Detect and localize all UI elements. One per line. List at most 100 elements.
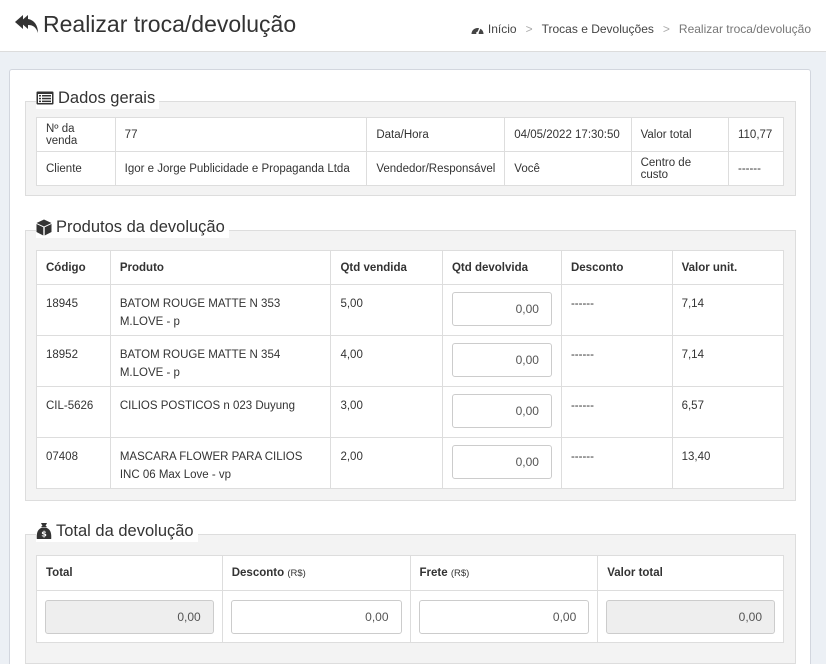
col-frete-label: Frete — [419, 567, 448, 579]
qtd-devolvida-input[interactable] — [451, 445, 552, 479]
title-wrap: Realizar troca/devolução — [14, 11, 296, 38]
col-desconto: Desconto — [560, 250, 673, 285]
breadcrumb-trocas[interactable]: Trocas e Devoluções — [542, 22, 654, 36]
cell-codigo: 07408 — [36, 437, 111, 489]
qtd-devolvida-input[interactable] — [451, 292, 552, 326]
breadcrumb-separator: > — [525, 22, 533, 36]
cell-produto: MASCARA FLOWER PARA CILIOS INC 06 Max Lo… — [109, 437, 332, 489]
qtd-devolvida-input[interactable] — [451, 394, 552, 428]
page-header: Realizar troca/devolução Início > Trocas… — [0, 0, 826, 52]
cell-qtd-vendida: 5,00 — [330, 284, 443, 336]
col-qtd-vendida: Qtd vendida — [330, 250, 443, 285]
cell-codigo: 18952 — [36, 335, 111, 387]
produtos-legend: Produtos da devolução — [36, 216, 229, 238]
cell-produto: BATOM ROUGE MATTE N 353 M.LOVE - p — [109, 284, 332, 336]
frete-input[interactable] — [418, 599, 590, 634]
cell-qtd-devolvida — [441, 386, 562, 438]
table-row: 18952 BATOM ROUGE MATTE N 354 M.LOVE - p… — [36, 335, 785, 387]
col-total: Total — [36, 555, 223, 591]
total-title: Total da devolução — [56, 521, 194, 540]
cell-desconto: ------ — [560, 335, 673, 387]
dashboard-icon — [471, 24, 484, 35]
total-table: Total Desconto (R$) Frete (R$) Valor tot… — [36, 555, 784, 643]
cell-total — [36, 590, 223, 643]
cell-codigo: 18945 — [36, 284, 111, 336]
valor-total-input — [606, 599, 775, 634]
total-input — [45, 599, 214, 634]
table-row: 07408 MASCARA FLOWER PARA CILIOS INC 06 … — [36, 437, 785, 489]
value-valor-total: 110,77 — [727, 117, 785, 152]
cell-desconto: ------ — [560, 284, 673, 336]
value-vendedor: Você — [504, 151, 632, 186]
col-valor-total-label: Valor total — [607, 567, 663, 579]
table-row: Cliente Igor e Jorge Publicidade e Propa… — [36, 151, 785, 186]
value-venda: 77 — [114, 117, 368, 152]
col-desconto: Desconto (R$) — [221, 555, 411, 591]
cell-desconto: ------ — [560, 437, 673, 489]
table-row: CIL-5626 CILIOS POSTICOS n 023 Duyung 3,… — [36, 386, 785, 438]
value-centro: ------ — [727, 151, 785, 186]
label-venda: Nº da venda — [36, 117, 116, 152]
reply-all-icon[interactable] — [14, 12, 40, 38]
cell-qtd-vendida: 3,00 — [330, 386, 443, 438]
label-centro: Centro de custo — [630, 151, 729, 186]
breadcrumb-home[interactable]: Início — [488, 22, 517, 36]
col-total-label: Total — [46, 567, 73, 579]
cell-desconto — [221, 590, 411, 643]
table-row: 18945 BATOM ROUGE MATTE N 353 M.LOVE - p… — [36, 284, 785, 336]
cell-qtd-vendida: 2,00 — [330, 437, 443, 489]
cell-qtd-devolvida — [441, 284, 562, 336]
label-valor-total: Valor total — [630, 117, 729, 152]
cell-qtd-devolvida — [441, 437, 562, 489]
dados-gerais-fieldset: Dados gerais Nº da venda 77 Data/Hora 04… — [25, 87, 796, 196]
col-frete: Frete (R$) — [409, 555, 599, 591]
total-legend: $ Total da devolução — [36, 520, 198, 542]
cell-valor-unit: 13,40 — [671, 437, 785, 489]
cell-codigo: CIL-5626 — [36, 386, 111, 438]
produtos-title: Produtos da devolução — [56, 217, 225, 236]
col-desconto-unit: (R$) — [287, 568, 306, 579]
total-fieldset: $ Total da devolução Total Desconto (R$)… — [25, 520, 796, 664]
cell-qtd-devolvida — [441, 335, 562, 387]
cell-produto: CILIOS POSTICOS n 023 Duyung — [109, 386, 332, 438]
value-data: 04/05/2022 17:30:50 — [504, 117, 632, 152]
cell-valor-unit: 7,14 — [671, 335, 785, 387]
col-frete-unit: (R$) — [450, 568, 470, 579]
desconto-input[interactable] — [230, 599, 402, 634]
cell-desconto: ------ — [560, 386, 673, 438]
label-cliente: Cliente — [36, 151, 116, 186]
cell-valor-unit: 7,14 — [671, 284, 785, 336]
breadcrumb-current: Realizar troca/devolução — [678, 22, 811, 36]
list-alt-icon — [36, 91, 54, 105]
col-desconto-label: Desconto — [231, 567, 285, 579]
cell-valor-unit: 6,57 — [671, 386, 785, 438]
breadcrumb: Início > Trocas e Devoluções > Realizar … — [471, 22, 811, 36]
table-row: Nº da venda 77 Data/Hora 04/05/2022 17:3… — [36, 117, 785, 152]
cell-valor-total — [597, 590, 784, 643]
qtd-devolvida-input[interactable] — [451, 343, 552, 377]
col-produto: Produto — [109, 250, 332, 285]
table-header-row: Total Desconto (R$) Frete (R$) Valor tot… — [36, 555, 784, 591]
dados-gerais-title: Dados gerais — [58, 88, 156, 107]
cell-qtd-vendida: 4,00 — [330, 335, 443, 387]
col-qtd-devolvida: Qtd devolvida — [441, 250, 562, 285]
col-valor-total: Valor total — [597, 555, 784, 591]
main-box: Dados gerais Nº da venda 77 Data/Hora 04… — [9, 69, 811, 664]
col-valor-unit: Valor unit. — [671, 250, 785, 285]
breadcrumb-separator: > — [662, 22, 670, 36]
table-row — [36, 590, 784, 643]
label-vendedor: Vendedor/Responsável — [366, 151, 506, 186]
cell-frete — [409, 590, 599, 643]
produtos-table: Código Produto Qtd vendida Qtd devolvida… — [36, 250, 785, 489]
page-title: Realizar troca/devolução — [43, 11, 297, 37]
dados-gerais-table: Nº da venda 77 Data/Hora 04/05/2022 17:3… — [36, 117, 785, 186]
label-data: Data/Hora — [366, 117, 506, 152]
cell-produto: BATOM ROUGE MATTE N 354 M.LOVE - p — [109, 335, 332, 387]
cube-icon — [36, 219, 52, 236]
value-cliente: Igor e Jorge Publicidade e Propaganda Lt… — [114, 151, 368, 186]
dados-gerais-legend: Dados gerais — [36, 87, 160, 109]
produtos-fieldset: Produtos da devolução Código Produto Qtd… — [25, 216, 796, 501]
svg-text:$: $ — [41, 530, 47, 539]
table-header-row: Código Produto Qtd vendida Qtd devolvida… — [36, 250, 785, 285]
money-bag-icon: $ — [36, 522, 52, 540]
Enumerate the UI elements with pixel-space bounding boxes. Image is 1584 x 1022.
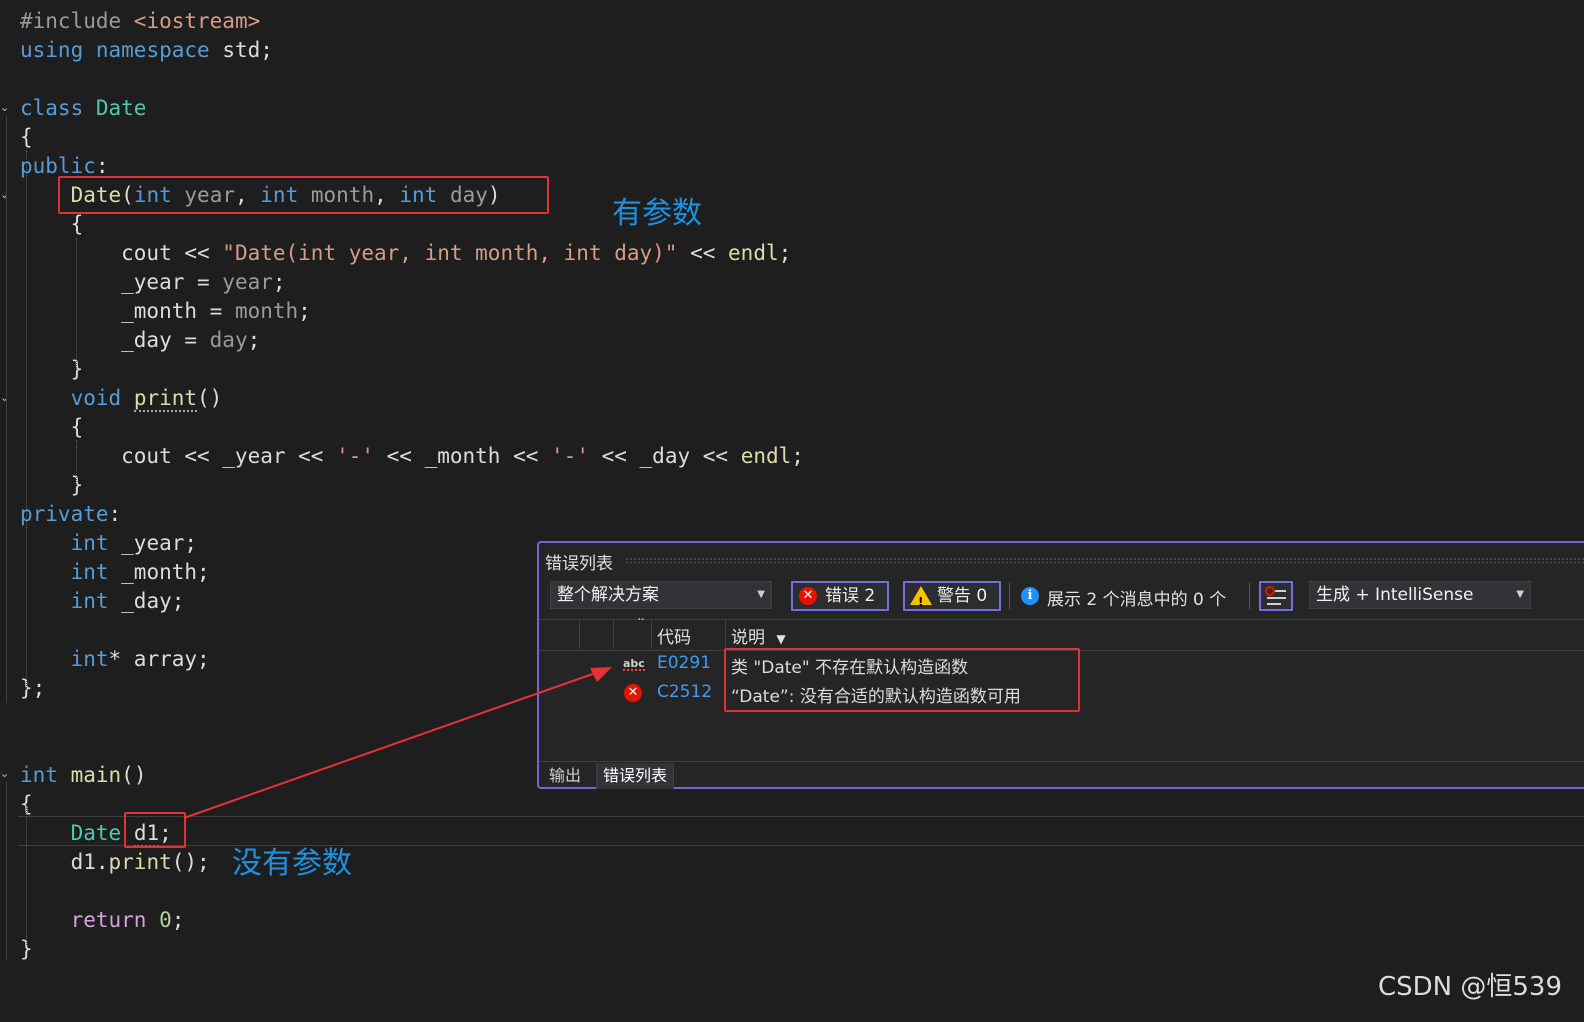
annotation-arrow (183, 667, 612, 819)
watermark: CSDN @恒539 (1377, 972, 1562, 1002)
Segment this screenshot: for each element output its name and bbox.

[Set problem] Copy every line of the records above word for word, leaving out the pictures.

[Response to the task]
Detect and localize all UI elements. One per line. List at most 100 elements.
col-frete-label: Frete — [419, 567, 448, 579]
qtd-devolvida-input[interactable] — [451, 445, 552, 479]
title-wrap: Realizar troca/devolução — [14, 11, 296, 38]
col-desconto: Desconto — [560, 250, 673, 285]
breadcrumb-trocas[interactable]: Trocas e Devoluções — [542, 22, 654, 36]
cell-codigo: 07408 — [36, 437, 111, 489]
qtd-devolvida-input[interactable] — [451, 292, 552, 326]
breadcrumb-separator: > — [525, 22, 533, 36]
cell-produto: MASCARA FLOWER PARA CILIOS INC 06 Max Lo… — [109, 437, 332, 489]
qtd-devolvida-input[interactable] — [451, 394, 552, 428]
page-header: Realizar troca/devolução Início > Trocas… — [0, 0, 826, 52]
cell-qtd-vendida: 5,00 — [330, 284, 443, 336]
col-qtd-vendida: Qtd vendida — [330, 250, 443, 285]
cell-codigo: 18952 — [36, 335, 111, 387]
produtos-legend: Produtos da devolução — [36, 216, 229, 238]
cell-produto: BATOM ROUGE MATTE N 353 M.LOVE - p — [109, 284, 332, 336]
frete-input[interactable] — [418, 599, 590, 634]
cell-qtd-devolvida — [441, 386, 562, 438]
table-row: 18952 BATOM ROUGE MATTE N 354 M.LOVE - p… — [36, 335, 785, 387]
col-total: Total — [36, 555, 223, 591]
total-title: Total da devolução — [56, 521, 194, 540]
cell-desconto: ------ — [560, 335, 673, 387]
dashboard-icon — [471, 24, 484, 35]
total-table: Total Desconto (R$) Frete (R$) Valor tot… — [36, 555, 784, 643]
cell-total — [36, 590, 223, 643]
cell-codigo: 18945 — [36, 284, 111, 336]
valor-total-input — [606, 599, 775, 634]
total-input — [45, 599, 214, 634]
table-row: 07408 MASCARA FLOWER PARA CILIOS INC 06 … — [36, 437, 785, 489]
value-valor-total: 110,77 — [727, 117, 785, 152]
cell-desconto: ------ — [560, 284, 673, 336]
value-vendedor: Você — [504, 151, 632, 186]
col-valor-total-label: Valor total — [607, 567, 663, 579]
table-row: Cliente Igor e Jorge Publicidade e Propa… — [36, 151, 785, 186]
value-venda: 77 — [114, 117, 368, 152]
col-desconto: Desconto (R$) — [221, 555, 411, 591]
cell-desconto: ------ — [560, 437, 673, 489]
table-row: CIL-5626 CILIOS POSTICOS n 023 Duyung 3,… — [36, 386, 785, 438]
value-centro: ------ — [727, 151, 785, 186]
label-venda: Nº da venda — [36, 117, 116, 152]
reply-all-icon[interactable] — [14, 12, 40, 38]
cell-qtd-vendida: 3,00 — [330, 386, 443, 438]
label-centro: Centro de custo — [630, 151, 729, 186]
breadcrumb-home[interactable]: Início — [488, 22, 517, 36]
col-total-label: Total — [46, 567, 73, 579]
cell-desconto — [221, 590, 411, 643]
table-row: 18945 BATOM ROUGE MATTE N 353 M.LOVE - p… — [36, 284, 785, 336]
cell-qtd-vendida: 2,00 — [330, 437, 443, 489]
cell-qtd-devolvida — [441, 284, 562, 336]
label-valor-total: Valor total — [630, 117, 729, 152]
cell-qtd-devolvida — [441, 437, 562, 489]
dados-gerais-fieldset: Dados gerais Nº da venda 77 Data/Hora 04… — [25, 87, 796, 196]
col-frete: Frete (R$) — [409, 555, 599, 591]
total-legend: $ Total da devolução — [36, 520, 198, 542]
cell-valor-unit: 13,40 — [671, 437, 785, 489]
cell-codigo: CIL-5626 — [36, 386, 111, 438]
produtos-title: Produtos da devolução — [56, 217, 225, 236]
col-desconto-unit: (R$) — [287, 568, 306, 579]
total-fieldset: $ Total da devolução Total Desconto (R$)… — [25, 520, 796, 664]
cell-qtd-devolvida — [441, 335, 562, 387]
cell-produto: CILIOS POSTICOS n 023 Duyung — [109, 386, 332, 438]
value-data: 04/05/2022 17:30:50 — [504, 117, 632, 152]
cell-valor-unit: 7,14 — [671, 335, 785, 387]
col-frete-unit: (R$) — [450, 568, 470, 579]
desconto-input[interactable] — [230, 599, 402, 634]
cell-desconto: ------ — [560, 386, 673, 438]
label-cliente: Cliente — [36, 151, 116, 186]
cell-valor-unit: 7,14 — [671, 284, 785, 336]
breadcrumb-current: Realizar troca/devolução — [678, 22, 811, 36]
list-alt-icon — [36, 91, 54, 105]
col-desconto-label: Desconto — [231, 567, 285, 579]
cell-valor-unit: 6,57 — [671, 386, 785, 438]
breadcrumb: Início > Trocas e Devoluções > Realizar … — [471, 22, 811, 36]
table-row: Nº da venda 77 Data/Hora 04/05/2022 17:3… — [36, 117, 785, 152]
cell-valor-total — [597, 590, 784, 643]
qtd-devolvida-input[interactable] — [451, 343, 552, 377]
col-produto: Produto — [109, 250, 332, 285]
table-header-row: Total Desconto (R$) Frete (R$) Valor tot… — [36, 555, 784, 591]
dados-gerais-title: Dados gerais — [58, 88, 156, 107]
cell-qtd-vendida: 4,00 — [330, 335, 443, 387]
col-qtd-devolvida: Qtd devolvida — [441, 250, 562, 285]
col-valor-total: Valor total — [597, 555, 784, 591]
main-box: Dados gerais Nº da venda 77 Data/Hora 04… — [9, 69, 811, 664]
col-valor-unit: Valor unit. — [671, 250, 785, 285]
breadcrumb-separator: > — [662, 22, 670, 36]
table-row — [36, 590, 784, 643]
label-vendedor: Vendedor/Responsável — [366, 151, 506, 186]
cell-frete — [409, 590, 599, 643]
produtos-table: Código Produto Qtd vendida Qtd devolvida… — [36, 250, 785, 489]
page-title: Realizar troca/devolução — [43, 11, 297, 37]
dados-gerais-table: Nº da venda 77 Data/Hora 04/05/2022 17:3… — [36, 117, 785, 186]
label-data: Data/Hora — [366, 117, 506, 152]
cell-produto: BATOM ROUGE MATTE N 354 M.LOVE - p — [109, 335, 332, 387]
cube-icon — [36, 219, 52, 236]
value-cliente: Igor e Jorge Publicidade e Propaganda Lt… — [114, 151, 368, 186]
dados-gerais-legend: Dados gerais — [36, 87, 160, 109]
produtos-fieldset: Produtos da devolução Código Produto Qtd… — [25, 216, 796, 501]
svg-text:$: $ — [41, 530, 47, 539]
table-header-row: Código Produto Qtd vendida Qtd devolvida… — [36, 250, 785, 285]
money-bag-icon: $ — [36, 522, 52, 540]
Enumerate the UI elements with pixel-space bounding boxes. Image is 1584 x 1022.
annotation-arrow (183, 667, 612, 819)
watermark: CSDN @恒539 (1377, 972, 1562, 1002)
Segment this screenshot: for each element output its name and bbox.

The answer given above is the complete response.